*Work required*
Output the material below in its entirety, exactly as given.

*Data entries*
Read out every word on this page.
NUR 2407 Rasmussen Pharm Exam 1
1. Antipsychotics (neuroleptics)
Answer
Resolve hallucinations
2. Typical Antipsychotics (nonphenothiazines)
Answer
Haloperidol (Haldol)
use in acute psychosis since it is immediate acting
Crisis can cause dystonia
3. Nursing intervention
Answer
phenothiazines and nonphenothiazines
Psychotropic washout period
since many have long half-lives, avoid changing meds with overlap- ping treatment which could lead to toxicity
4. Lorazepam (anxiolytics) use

*Task response*
Read out every word on this page.
NUR 2407 Rasmussen Pharm Exam 1
1. Antipsychotics (neuroleptics)
Answer
Resolve hallucinations
2. Typical Antipsychotics (nonphenothiazines)
Answer
Haloperidol (Haldol)
use in acute psychosis since it is immediate acting
Crisis can cause dystonia
3. Nursing intervention
Answer
phenothiazines and nonphenothiazines
Psychotropic washout period
since many have long half-lives, avoid changing meds with overlap- ping treatment which could lead to toxicity
4. Lorazepam (anxiolytics) use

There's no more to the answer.